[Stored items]
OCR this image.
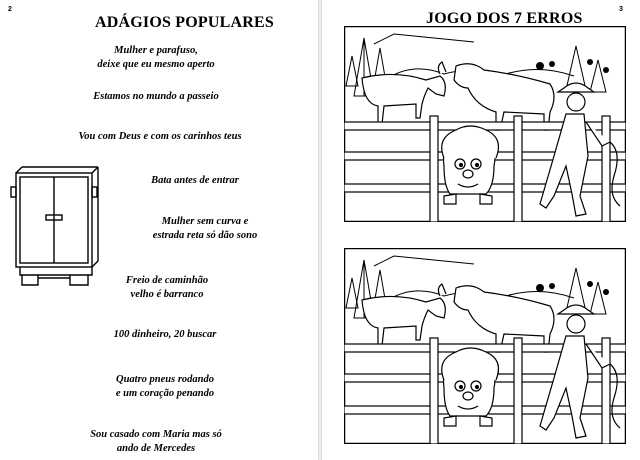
2
ADÁGIOS POPULARES
Mulher e parafuso,
deixe que eu mesmo aperto
Estamos no mundo a passeio
Vou com Deus e com os carinhos teus
Bata antes de entrar
Mulher sem curva e
estrada reta só dão sono
Freio de caminhão
velho é barranco
100 dinheiro, 20 buscar
Quatro pneus rodando
e um coração penando
Sou casado com Maria mas só
ando de Mercedes
3
JOGO DOS 7 ERROS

GIVEN EXERCISE = Reply with nothing but the number of lines in the data above that contain "Mulher".

RESPONSE TO THE TASK = 2